> _To be done_: The data below should be restated word for word, with every picture omitted.

> _Stored data_:

** Start **

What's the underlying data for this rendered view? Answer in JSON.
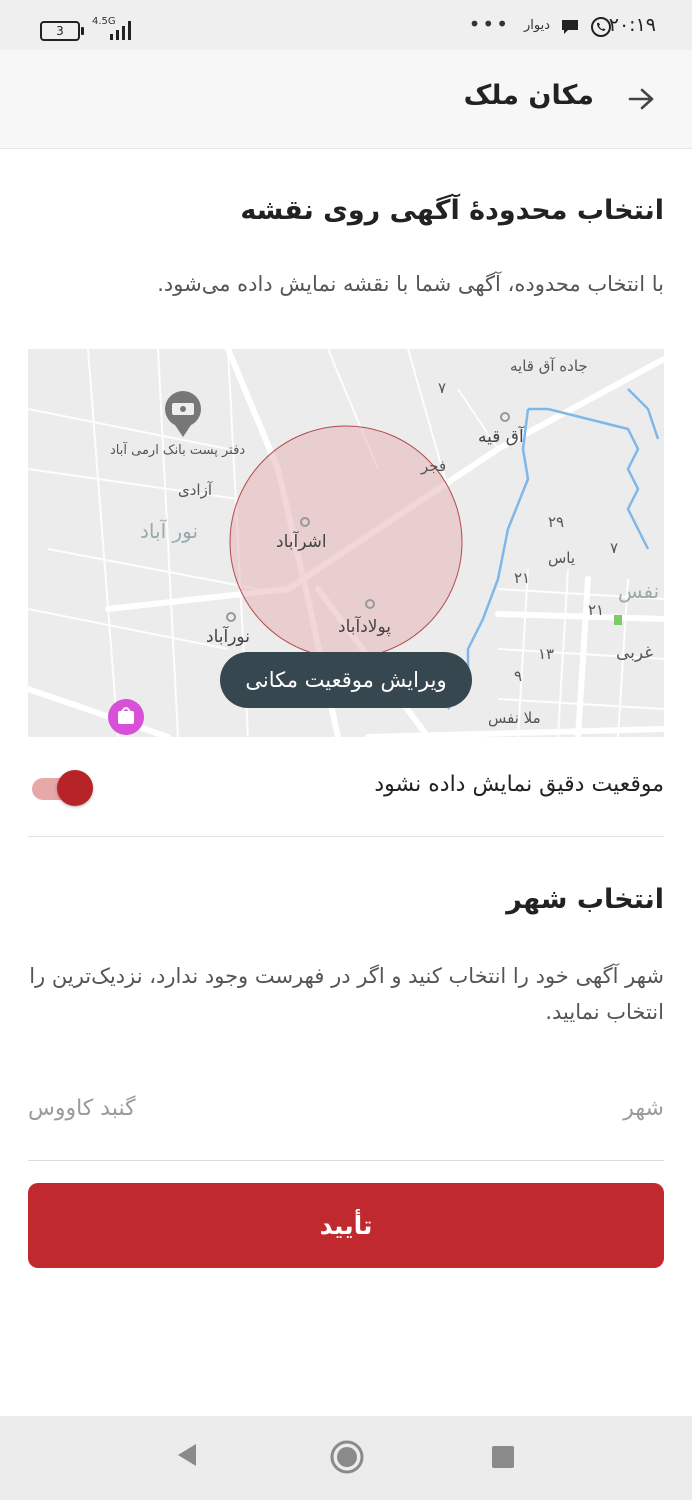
{
  "status_bar": {
    "time": "۲۰:۱۹",
    "app_label": "دیوار",
    "more": "•••",
    "battery": "3",
    "network": "4.5G"
  },
  "header": {
    "title": "مکان ملک"
  },
  "area_section": {
    "title": "انتخاب محدودهٔ آگهی روی نقشه",
    "description": "با انتخاب محدوده، آگهی شما با نقشه نمایش داده می‌شود."
  },
  "map": {
    "edit_button": "ویرایش موقعیت مکانی",
    "labels": {
      "jade": "جاده آق قایه",
      "aghghaye": "آق قیه",
      "fajr": "فجر",
      "bank": "دفتر پست بانک ارمی آباد",
      "azadi": "آزادی",
      "noorabad_big": "نور آباد",
      "ashrafabad": "اشرآباد",
      "poladabad": "پولادآباد",
      "noorabad": "نورآباد",
      "yas": "یاس",
      "nafas": "نفس",
      "gharbi": "غربی",
      "mola_nafas": "ملا نفس",
      "n29": "۲۹",
      "n21a": "۲۱",
      "n21b": "۲۱",
      "n7a": "۷",
      "n7b": "۷",
      "n13": "۱۳",
      "n9": "۹"
    },
    "colors": {
      "circle_fill": "#e8b6b8",
      "water": "#7fb8e8",
      "road": "#ffffff"
    }
  },
  "location_toggle": {
    "label": "موقعیت دقیق نمایش داده نشود",
    "enabled": true
  },
  "city_section": {
    "title": "انتخاب شهر",
    "description": "شهر آگهی خود را انتخاب کنید و اگر در فهرست وجود ندارد، نزدیک‌ترین را انتخاب نمایید.",
    "field_label": "شهر",
    "field_value": "گنبد کاووس"
  },
  "confirm_button": "تأیید",
  "colors": {
    "accent": "#c0292e",
    "edit_button_bg": "#37474f"
  }
}
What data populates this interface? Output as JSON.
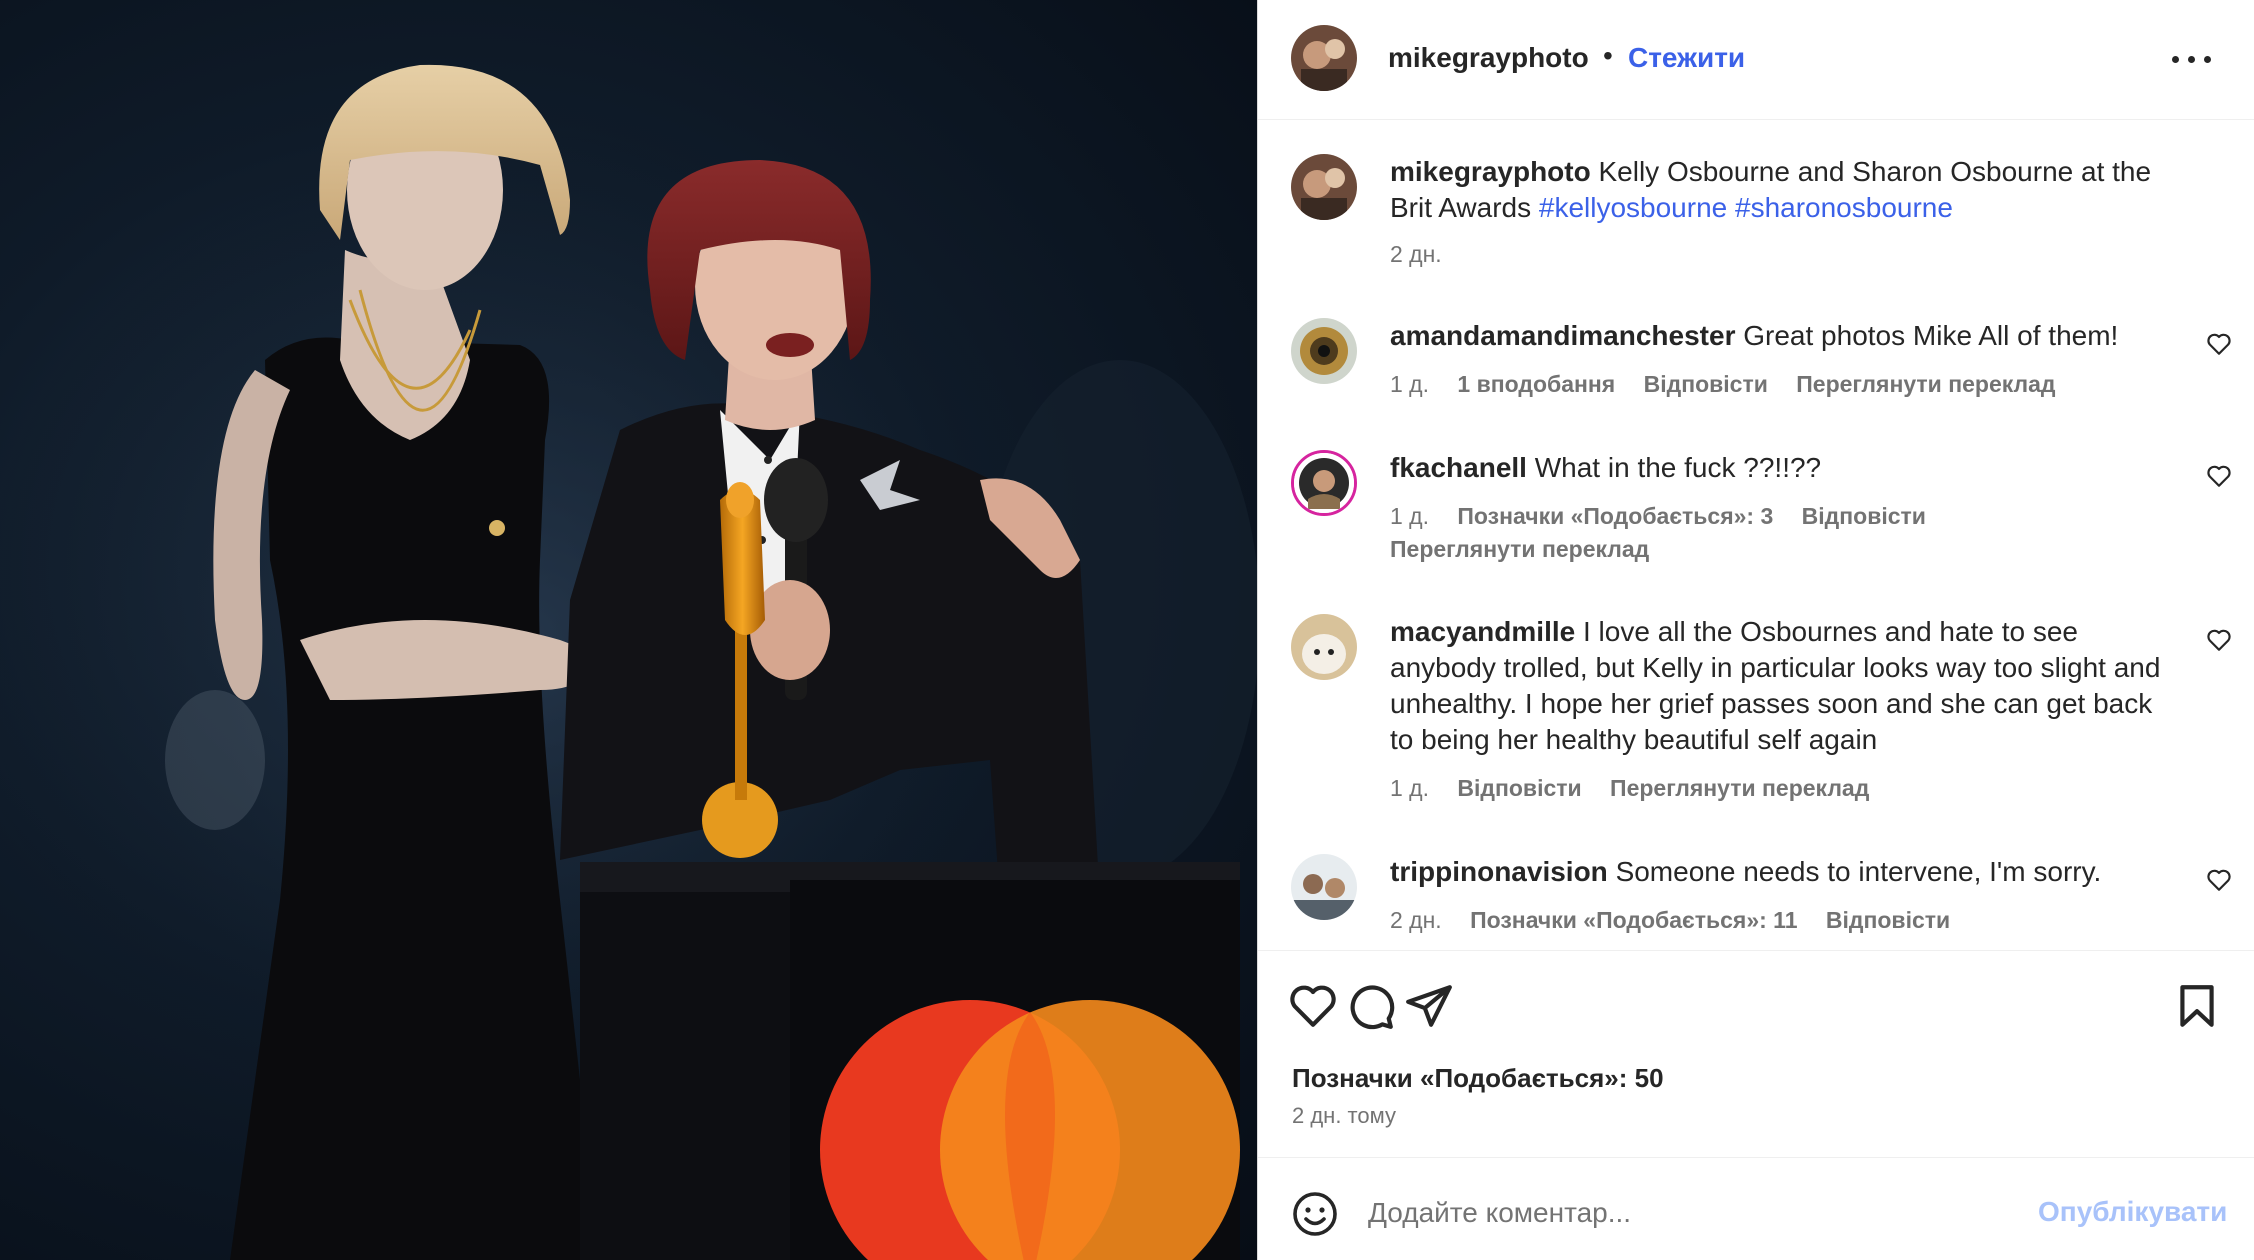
{
  "header": {
    "username": "mikegrayphoto",
    "dot": "•",
    "follow_label": "Стежити"
  },
  "caption": {
    "username": "mikegrayphoto",
    "text": "Kelly Osbourne and Sharon Osbourne at the Brit Awards",
    "hashtags": [
      "#kellyosbourne",
      "#sharonosbourne"
    ],
    "time": "2 дн."
  },
  "comments": [
    {
      "username": "amandamandimanchester",
      "text": "Great photos Mike All of them!",
      "meta": [
        "1 д.",
        "1 вподобання",
        "Відповісти",
        "Переглянути переклад"
      ]
    },
    {
      "username": "fkachanell",
      "text": "What in the fuck ??!!??",
      "meta": [
        "1 д.",
        "Позначки «Подобається»: 3",
        "Відповісти",
        "Переглянути переклад"
      ]
    },
    {
      "username": "macyandmille",
      "text": "I love all the Osbournes and hate to see anybody trolled, but Kelly in particular looks way too slight and unhealthy. I hope her grief passes soon and she can get back to being her healthy beautiful self again",
      "meta": [
        "1 д.",
        "Відповісти",
        "Переглянути переклад"
      ]
    },
    {
      "username": "trippinonavision",
      "text": "Someone needs to intervene, I'm sorry.",
      "meta": [
        "2 дн.",
        "Позначки «Подобається»: 11",
        "Відповісти"
      ]
    }
  ],
  "actions": {
    "likes": "Позначки «Подобається»: 50",
    "time": "2 дн. тому"
  },
  "composer": {
    "placeholder": "Додайте коментар...",
    "post_label": "Опублікувати"
  },
  "icons": {
    "like": "heart-icon",
    "comment": "comment-icon",
    "share": "share-icon",
    "save": "bookmark-icon",
    "emoji": "smiley-icon",
    "more": "more-icon"
  },
  "colors": {
    "link_blue": "#3b61e8",
    "post_button_disabled": "#a8c2fa",
    "meta_gray": "#737373",
    "text_dark": "#262626",
    "photo_background": "#0f1b29"
  }
}
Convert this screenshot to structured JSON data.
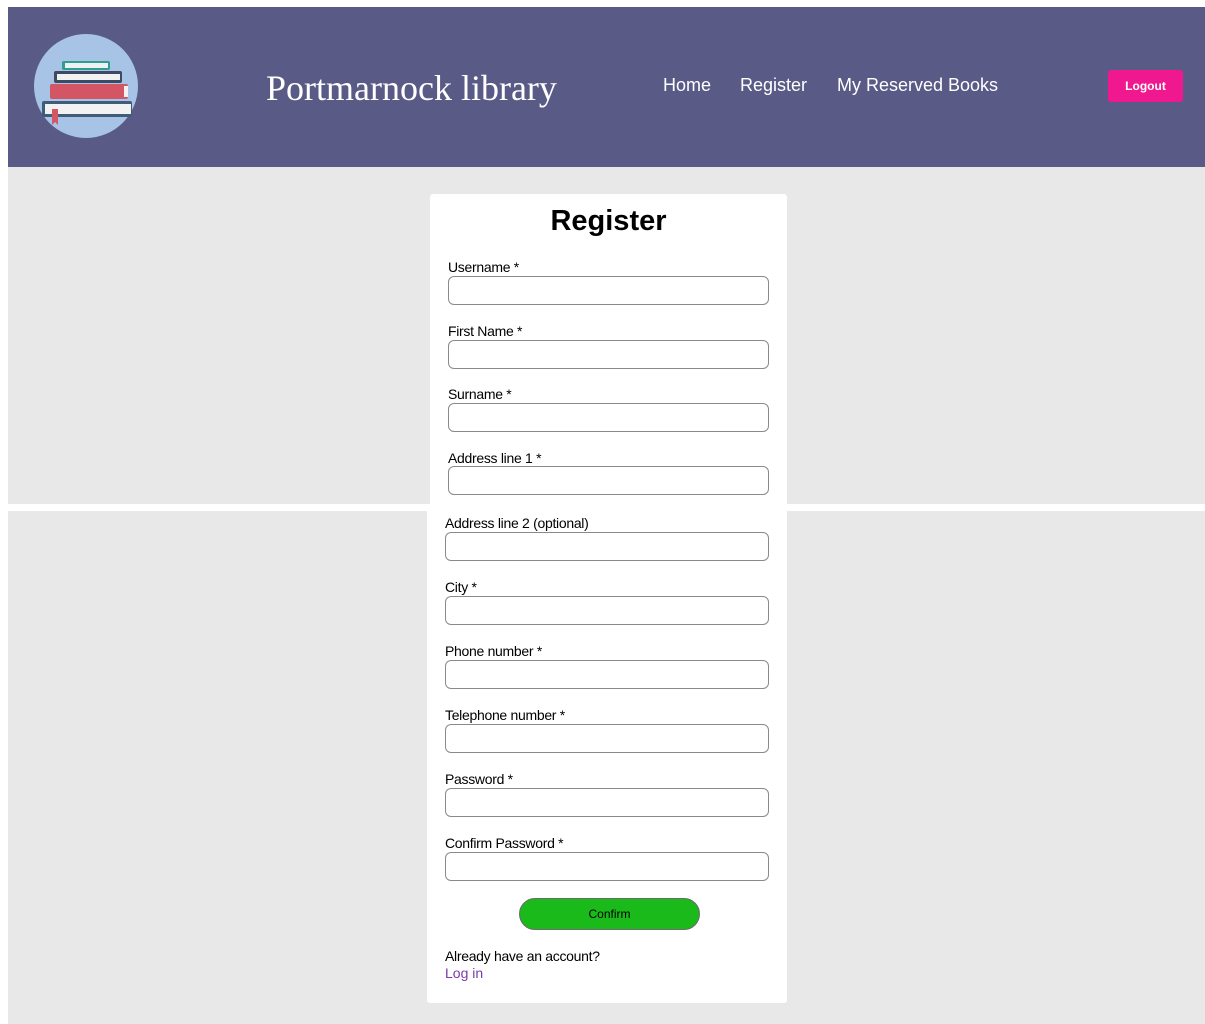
{
  "header": {
    "title": "Portmarnock library",
    "logo_icon": "book-stack-icon",
    "nav": [
      {
        "label": "Home"
      },
      {
        "label": "Register"
      },
      {
        "label": "My Reserved Books"
      }
    ],
    "logout_label": "Logout"
  },
  "form": {
    "title": "Register",
    "fields": [
      {
        "label": "Username *",
        "value": ""
      },
      {
        "label": "First Name *",
        "value": ""
      },
      {
        "label": "Surname *",
        "value": ""
      },
      {
        "label": "Address line 1 *",
        "value": ""
      },
      {
        "label": "Address line 2 (optional)",
        "value": ""
      },
      {
        "label": "City *",
        "value": ""
      },
      {
        "label": "Phone number *",
        "value": ""
      },
      {
        "label": "Telephone number *",
        "value": ""
      },
      {
        "label": "Password *",
        "value": ""
      },
      {
        "label": "Confirm Password *",
        "value": ""
      }
    ],
    "confirm_label": "Confirm",
    "account_prompt": "Already have an account?",
    "login_label": "Log in"
  },
  "colors": {
    "header_bg": "#5a5a87",
    "page_bg": "#e8e8e8",
    "logout_bg": "#f0188e",
    "confirm_bg": "#1aba1a",
    "link_color": "#7a3aa8"
  }
}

** End **

> _Final result_:
What's the underlying data for this rendered view? Answer in JSON.
{
  "status_bar": {
    "time": "۲۰:۱۹",
    "app_label": "دیوار",
    "more": "•••",
    "battery": "3",
    "network": "4.5G"
  },
  "header": {
    "title": "مکان ملک"
  },
  "area_section": {
    "title": "انتخاب محدودهٔ آگهی روی نقشه",
    "description": "با انتخاب محدوده، آگهی شما با نقشه نمایش داده می‌شود."
  },
  "map": {
    "edit_button": "ویرایش موقعیت مکانی",
    "labels": {
      "jade": "جاده آق قایه",
      "aghghaye": "آق قیه",
      "fajr": "فجر",
      "bank": "دفتر پست بانک ارمی آباد",
      "azadi": "آزادی",
      "noorabad_big": "نور آباد",
      "ashrafabad": "اشرآباد",
      "poladabad": "پولادآباد",
      "noorabad": "نورآباد",
      "yas": "یاس",
      "nafas": "نفس",
      "gharbi": "غربی",
      "mola_nafas": "ملا نفس",
      "n29": "۲۹",
      "n21a": "۲۱",
      "n21b": "۲۱",
      "n7a": "۷",
      "n7b": "۷",
      "n13": "۱۳",
      "n9": "۹"
    },
    "colors": {
      "circle_fill": "#e8b6b8",
      "water": "#7fb8e8",
      "road": "#ffffff"
    }
  },
  "location_toggle": {
    "label": "موقعیت دقیق نمایش داده نشود",
    "enabled": true
  },
  "city_section": {
    "title": "انتخاب شهر",
    "description": "شهر آگهی خود را انتخاب کنید و اگر در فهرست وجود ندارد، نزدیک‌ترین را انتخاب نمایید.",
    "field_label": "شهر",
    "field_value": "گنبد کاووس"
  },
  "confirm_button": "تأیید",
  "colors": {
    "accent": "#c0292e",
    "edit_button_bg": "#37474f"
  }
}
What data populates this interface? Output as JSON.
{
  "header": {
    "username": "mikegrayphoto",
    "dot": "•",
    "follow_label": "Стежити"
  },
  "caption": {
    "username": "mikegrayphoto",
    "text": "Kelly Osbourne and Sharon Osbourne at the Brit Awards",
    "hashtags": [
      "#kellyosbourne",
      "#sharonosbourne"
    ],
    "time": "2 дн."
  },
  "comments": [
    {
      "username": "amandamandimanchester",
      "text": "Great photos Mike All of them!",
      "meta": [
        "1 д.",
        "1 вподобання",
        "Відповісти",
        "Переглянути переклад"
      ]
    },
    {
      "username": "fkachanell",
      "text": "What in the fuck ??!!??",
      "meta": [
        "1 д.",
        "Позначки «Подобається»: 3",
        "Відповісти",
        "Переглянути переклад"
      ]
    },
    {
      "username": "macyandmille",
      "text": "I love all the Osbournes and hate to see anybody trolled, but Kelly in particular looks way too slight and unhealthy. I hope her grief passes soon and she can get back to being her healthy beautiful self again",
      "meta": [
        "1 д.",
        "Відповісти",
        "Переглянути переклад"
      ]
    },
    {
      "username": "trippinonavision",
      "text": "Someone needs to intervene, I'm sorry.",
      "meta": [
        "2 дн.",
        "Позначки «Подобається»: 11",
        "Відповісти"
      ]
    }
  ],
  "actions": {
    "likes": "Позначки «Подобається»: 50",
    "time": "2 дн. тому"
  },
  "composer": {
    "placeholder": "Додайте коментар...",
    "post_label": "Опублікувати"
  },
  "icons": {
    "like": "heart-icon",
    "comment": "comment-icon",
    "share": "share-icon",
    "save": "bookmark-icon",
    "emoji": "smiley-icon",
    "more": "more-icon"
  },
  "colors": {
    "link_blue": "#3b61e8",
    "post_button_disabled": "#a8c2fa",
    "meta_gray": "#737373",
    "text_dark": "#262626",
    "photo_background": "#0f1b29"
  }
}
Convert this screenshot to structured JSON data.
{
  "header": {
    "title": "Portmarnock library",
    "logo_icon": "book-stack-icon",
    "nav": [
      {
        "label": "Home"
      },
      {
        "label": "Register"
      },
      {
        "label": "My Reserved Books"
      }
    ],
    "logout_label": "Logout"
  },
  "form": {
    "title": "Register",
    "fields": [
      {
        "label": "Username *",
        "value": ""
      },
      {
        "label": "First Name *",
        "value": ""
      },
      {
        "label": "Surname *",
        "value": ""
      },
      {
        "label": "Address line 1 *",
        "value": ""
      },
      {
        "label": "Address line 2 (optional)",
        "value": ""
      },
      {
        "label": "City *",
        "value": ""
      },
      {
        "label": "Phone number *",
        "value": ""
      },
      {
        "label": "Telephone number *",
        "value": ""
      },
      {
        "label": "Password *",
        "value": ""
      },
      {
        "label": "Confirm Password *",
        "value": ""
      }
    ],
    "confirm_label": "Confirm",
    "account_prompt": "Already have an account?",
    "login_label": "Log in"
  },
  "colors": {
    "header_bg": "#5a5a87",
    "page_bg": "#e8e8e8",
    "logout_bg": "#f0188e",
    "confirm_bg": "#1aba1a",
    "link_color": "#7a3aa8"
  }
}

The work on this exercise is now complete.